(Your objective) Reproduce the portion of the article on the proposed coal and nuclear bailout that begins at the words "But Varun Sivaram, fellow" and ends after "RTOs on Bailout.)", substituting "reporters" for "Axios".

If DOE’s order survives legal challenges, the FERC proceeding could provide a path forward after the two-year study, Tezak said. “We think there is the potential for the FERC’s resilience docket to provide information that could lead to DOE winding down if not ending altogether its potential market intervention.”
In addition, FERC will hear testimony at its annual technical conference on reliability July 31 to consider whether new NERC standards are needed to ensure “essential reliability services” (AD18-11). NERC has identified those services as including frequency and voltage support, ramping capability, operating reserves and reactive power. (See NERC Report Urges Preserving Coal, Nuke ‘Attributes’.)
Chatterjee, Glick Call for Mandatory PL Standards
In a perhaps unlikely pairing, Commissioners Neil Chatterjee, a coal-state Republican, and Richard Glick, a carbon-conscious Democrat, joined Monday in an apparent effort to reassert FERC’s role in the debate. In a joint op-ed, they called for mandatory reliability standards for natural gas pipelines like those FERC and NERC enforce on the grid.
They noted that the Transportation Security Administration, which has responsibility for securing natural gas, oil and hazardous liquid pipelines, relies on voluntary cybersecurity standards. “In May 2017, TSA confirmed that it had just six full-time employees” overseeing pipeline security, they wrote.
“Given the high stakes, Congress should vest responsibility for pipeline security with an agency that fully comprehends the energy sector and has sufficient resources to address this growing threat,” they continued. “The Department of Energy could be an appropriate choice: It is the sector-specific agency for energy security and recently created its own cybersecurity office.”
How Will it Affect Emissions?
Because the bailout would cover both coal and nuclear plants, there is disagreement on how it would affect carbon emissions.
As of March, according to EIA, 21.2 GW of coal generation and 6.2 GW of nuclear capacity were scheduled to retire through 2027. EIA’s list does not include FirstEnergy’s announcement in late March that it will close its Davis-Besse, Perry and Beaver Valley nuclear plants, which total about 3.9 GW, by 2021.
Bloomberg New Energy Finance said in a report last week that emissions might be lower than the status quo if at-risk nuclear plants are kept running. It said that although capacity payments would keep coal plants available for backup, they may not actually run more under the Trump plan. Thus, the nuclear plants “could displace millions of tons of carbon dioxide a year” from coal plants, analyst Will Nelson said.
While nuclear plants have capacity factors of more than 90%, many at-risk coal plants operate less than 50% of the time.
But Varun Sivaram, fellow for science and technology at the Council on Foreign Relations, told Axios last week that freezing coal and nuclear generation at their 2017 levels — preventing them from the drops forecast by EIA — would mean coal-fired production would be 24% more than the additional nuclear generation in 2025. That would translate to between 0 and 5% higher emissions in 2025 relative to 2017, depending on the relative displacement of gas and renewables, he said.
How Will it Impact RTO Markets?
RTO officials told RTO Insider last week that, like FERC, they had received no information from DOE on the plan or when it might be finalized. (See More Questions than Answers for FERC, RTOs on Bailout.)
“We don’t know if it will be a week, two weeks or months” before DOE acts, said one RTO official.

(Material)
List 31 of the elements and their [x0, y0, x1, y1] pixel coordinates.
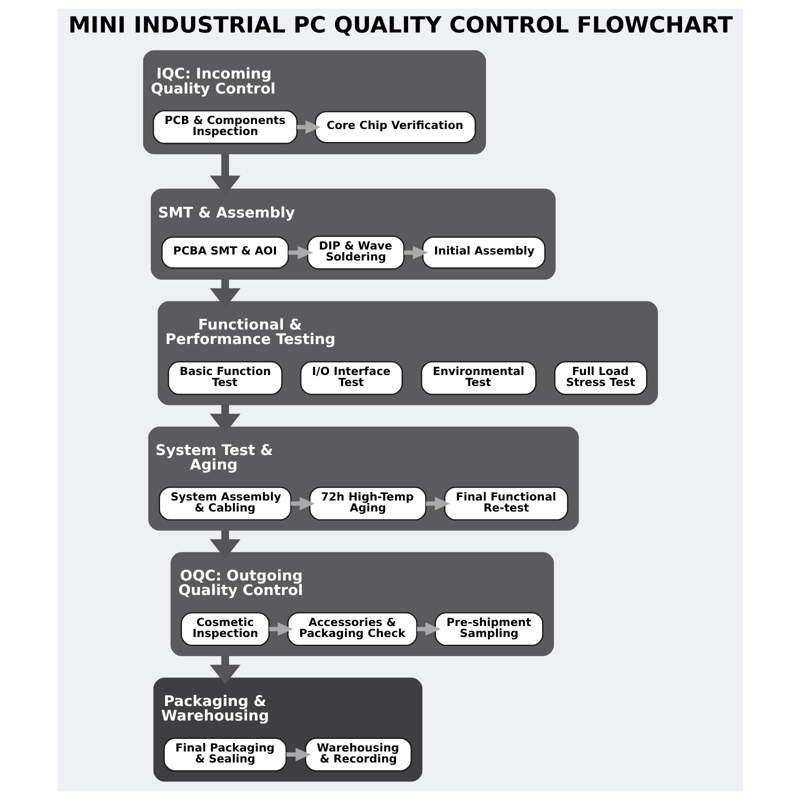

(Answer for the task)
But Varun Sivaram, fellow for science and technology at the Council on Foreign Relations, told reporters last week that freezing coal and nuclear generation at their 2017 levels — preventing them from the drops forecast by EIA — would mean coal-fired production would be 24% more than the additional nuclear generation in 2025. That would translate to between 0 and 5% higher emissions in 2025 relative to 2017, depending on the relative displacement of gas and renewables, he said.
How Will it Impact RTO Markets?
RTO officials told RTO Insider last week that, like FERC, they had received no information from DOE on the plan or when it might be finalized. (See More Questions than Answers for FERC, RTOs on Bailout.)